Lo chiamerò Mario, ma il suo vero nome è altrettanto bello.
Mario è un mio studente con delle gravi problematiche, un bambino nel corpo di un adolescente.
Ovvio, ha il sostegno, e non mi stancherò mai di dire che un aiuto e un’umanità ai ragazzi come ho visto io nelle scuole in cui ho lavorato e in particolare in quella dove insegno ora – l’istituto Alberghiero di Viareggio – li ho visti in pochi luoghi.
Non do mai i miei riferimenti social ai miei studenti finché non escono definitivamente dal percorso scolastico, ma a Mario gliel’ho dato e questa estate ha cominciato a scrivermi.
Sempre la stessa domanda: ‘Quando ci vediamo?’.
in un luogo dove
ci si sente accolti
pienamente per come si è.
Chi non vorrebbe tornare in un luogo così?
Io davo sempre la stessa risposta, all’inizio con un po’ di sufficienza (si sa quando si ricomincia, a settembre, il 14) poi ogni giorno che passava, perché lui mi scriveva ogni giorno la domanda, ho acquistato consapevolezza di quello che mi stava chiedendo per davvero.
━━━
- [ESERCIZI]
**a.** Secondo il testo su Mario, in quale scuola insegna ora chi scrive?
**b.** Riscrivi la parte del testo su Mario da "in un luogo dove" fino a "chiedendo per davvero." compreso, sostituendo "settembre" con "ottobre".
**c.** Indica se ciascuna affermazione concorda con il testo su Mario: (i) Mario ha il sostegno; (ii) chi scrive dà i propri riferimenti social agli studenti mentre frequentano ancora la scuola; (iii) Mario ha cominciato a scrivere questa estate.

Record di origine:
━━━
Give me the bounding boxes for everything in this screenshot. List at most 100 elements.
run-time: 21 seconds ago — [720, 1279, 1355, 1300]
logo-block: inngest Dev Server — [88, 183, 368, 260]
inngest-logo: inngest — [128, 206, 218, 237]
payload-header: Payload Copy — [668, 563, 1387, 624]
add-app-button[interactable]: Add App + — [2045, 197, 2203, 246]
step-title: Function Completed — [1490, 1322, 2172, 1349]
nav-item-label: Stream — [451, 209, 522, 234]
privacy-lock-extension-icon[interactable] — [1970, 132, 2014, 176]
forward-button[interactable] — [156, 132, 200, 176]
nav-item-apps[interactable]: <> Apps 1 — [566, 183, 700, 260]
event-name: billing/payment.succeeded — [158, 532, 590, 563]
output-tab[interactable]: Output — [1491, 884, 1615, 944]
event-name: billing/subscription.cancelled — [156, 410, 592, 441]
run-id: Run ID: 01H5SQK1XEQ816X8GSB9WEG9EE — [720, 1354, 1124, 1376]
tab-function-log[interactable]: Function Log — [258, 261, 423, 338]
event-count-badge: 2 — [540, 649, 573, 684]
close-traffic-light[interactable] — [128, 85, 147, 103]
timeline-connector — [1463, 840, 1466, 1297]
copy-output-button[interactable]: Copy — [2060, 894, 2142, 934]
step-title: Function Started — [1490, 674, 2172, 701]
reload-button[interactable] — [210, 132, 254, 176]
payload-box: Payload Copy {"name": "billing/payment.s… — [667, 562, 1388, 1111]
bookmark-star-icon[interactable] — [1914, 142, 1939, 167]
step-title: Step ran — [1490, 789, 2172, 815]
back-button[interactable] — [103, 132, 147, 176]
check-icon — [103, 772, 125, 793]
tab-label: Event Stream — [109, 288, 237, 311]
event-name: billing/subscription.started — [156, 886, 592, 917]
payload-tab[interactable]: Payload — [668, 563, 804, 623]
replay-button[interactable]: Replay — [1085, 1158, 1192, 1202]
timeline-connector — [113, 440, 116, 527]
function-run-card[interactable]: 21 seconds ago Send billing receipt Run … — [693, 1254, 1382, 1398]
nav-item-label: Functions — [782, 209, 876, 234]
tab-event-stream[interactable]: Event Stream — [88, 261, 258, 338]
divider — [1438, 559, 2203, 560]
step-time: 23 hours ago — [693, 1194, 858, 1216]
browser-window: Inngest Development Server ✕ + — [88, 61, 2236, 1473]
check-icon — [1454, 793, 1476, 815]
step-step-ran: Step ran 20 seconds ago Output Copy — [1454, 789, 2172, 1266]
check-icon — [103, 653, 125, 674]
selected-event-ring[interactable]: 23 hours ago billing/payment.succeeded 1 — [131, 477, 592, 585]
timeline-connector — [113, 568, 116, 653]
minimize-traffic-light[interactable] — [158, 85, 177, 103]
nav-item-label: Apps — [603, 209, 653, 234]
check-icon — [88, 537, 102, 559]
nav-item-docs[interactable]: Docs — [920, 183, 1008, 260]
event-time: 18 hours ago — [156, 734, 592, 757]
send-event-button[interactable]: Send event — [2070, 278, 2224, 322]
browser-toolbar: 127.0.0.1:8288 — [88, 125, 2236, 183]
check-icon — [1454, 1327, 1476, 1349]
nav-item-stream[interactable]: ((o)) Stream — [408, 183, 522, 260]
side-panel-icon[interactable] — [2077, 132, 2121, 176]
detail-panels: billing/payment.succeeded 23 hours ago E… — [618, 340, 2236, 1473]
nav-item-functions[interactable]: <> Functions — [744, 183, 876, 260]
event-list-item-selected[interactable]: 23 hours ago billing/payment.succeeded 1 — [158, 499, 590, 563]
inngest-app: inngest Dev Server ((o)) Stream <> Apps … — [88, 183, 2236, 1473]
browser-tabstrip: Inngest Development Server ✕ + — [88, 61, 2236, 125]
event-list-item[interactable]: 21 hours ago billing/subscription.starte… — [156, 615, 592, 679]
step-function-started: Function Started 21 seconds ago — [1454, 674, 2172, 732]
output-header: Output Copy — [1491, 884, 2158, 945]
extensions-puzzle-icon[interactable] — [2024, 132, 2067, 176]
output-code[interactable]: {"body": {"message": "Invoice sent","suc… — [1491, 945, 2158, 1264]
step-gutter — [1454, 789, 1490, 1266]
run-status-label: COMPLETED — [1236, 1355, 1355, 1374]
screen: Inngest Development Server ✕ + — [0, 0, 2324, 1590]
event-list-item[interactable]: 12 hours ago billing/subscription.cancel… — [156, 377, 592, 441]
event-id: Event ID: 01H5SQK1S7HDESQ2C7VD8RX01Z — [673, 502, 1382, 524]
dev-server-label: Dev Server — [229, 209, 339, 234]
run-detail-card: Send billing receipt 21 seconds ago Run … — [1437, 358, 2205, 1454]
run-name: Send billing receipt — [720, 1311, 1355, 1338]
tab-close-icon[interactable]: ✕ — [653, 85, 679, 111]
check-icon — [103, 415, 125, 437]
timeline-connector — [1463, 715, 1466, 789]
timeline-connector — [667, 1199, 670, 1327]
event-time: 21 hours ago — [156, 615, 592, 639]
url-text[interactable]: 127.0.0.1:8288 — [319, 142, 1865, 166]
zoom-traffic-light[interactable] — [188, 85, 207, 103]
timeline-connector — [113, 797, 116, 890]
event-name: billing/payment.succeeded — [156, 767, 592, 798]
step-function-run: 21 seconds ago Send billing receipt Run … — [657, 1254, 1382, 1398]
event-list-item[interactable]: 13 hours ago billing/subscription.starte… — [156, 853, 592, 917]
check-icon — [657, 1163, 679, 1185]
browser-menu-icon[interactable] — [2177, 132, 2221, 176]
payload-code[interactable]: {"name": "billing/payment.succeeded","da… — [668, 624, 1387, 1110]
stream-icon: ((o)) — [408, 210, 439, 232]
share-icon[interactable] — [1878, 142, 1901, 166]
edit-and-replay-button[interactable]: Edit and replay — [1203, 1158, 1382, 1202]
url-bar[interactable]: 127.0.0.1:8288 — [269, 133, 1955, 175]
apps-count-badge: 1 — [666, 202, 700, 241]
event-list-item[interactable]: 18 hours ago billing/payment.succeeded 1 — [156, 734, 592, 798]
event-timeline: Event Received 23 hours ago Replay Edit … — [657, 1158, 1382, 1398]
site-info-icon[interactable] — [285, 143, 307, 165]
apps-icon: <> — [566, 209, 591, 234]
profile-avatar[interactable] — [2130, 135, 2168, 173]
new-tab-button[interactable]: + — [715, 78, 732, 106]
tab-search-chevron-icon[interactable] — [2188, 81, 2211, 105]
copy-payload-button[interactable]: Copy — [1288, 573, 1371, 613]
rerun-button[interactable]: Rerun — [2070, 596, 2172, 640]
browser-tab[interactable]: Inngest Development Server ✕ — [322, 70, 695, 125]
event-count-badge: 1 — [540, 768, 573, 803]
━━━
- [SOLUZIONI FORNITE]
**a.** All'istituto Alberghiero di Viareggio.

**b.**
in un luogo dove
ci si sente accolti
pienamente per come si è.
Chi non vorrebbe tornare in un luogo così?
Io davo sempre la stessa risposta, all’inizio con un po’ di sufficienza (si sa quando si ricomincia, a ottobre, il 14) poi ogni giorno che passava, perché lui mi scriveva ogni giorno la domanda, ho acquistato consapevolezza di quello che mi stava chiedendo per davvero.

**c.**
(i) Sì: "Ovvio, ha il sostegno".
(ii) No: "Non do mai i miei riferimenti social ai miei studenti finché non escono definitivamente dal percorso scolastico".
(iii) Sì: "questa estate ha cominciato a scrivermi".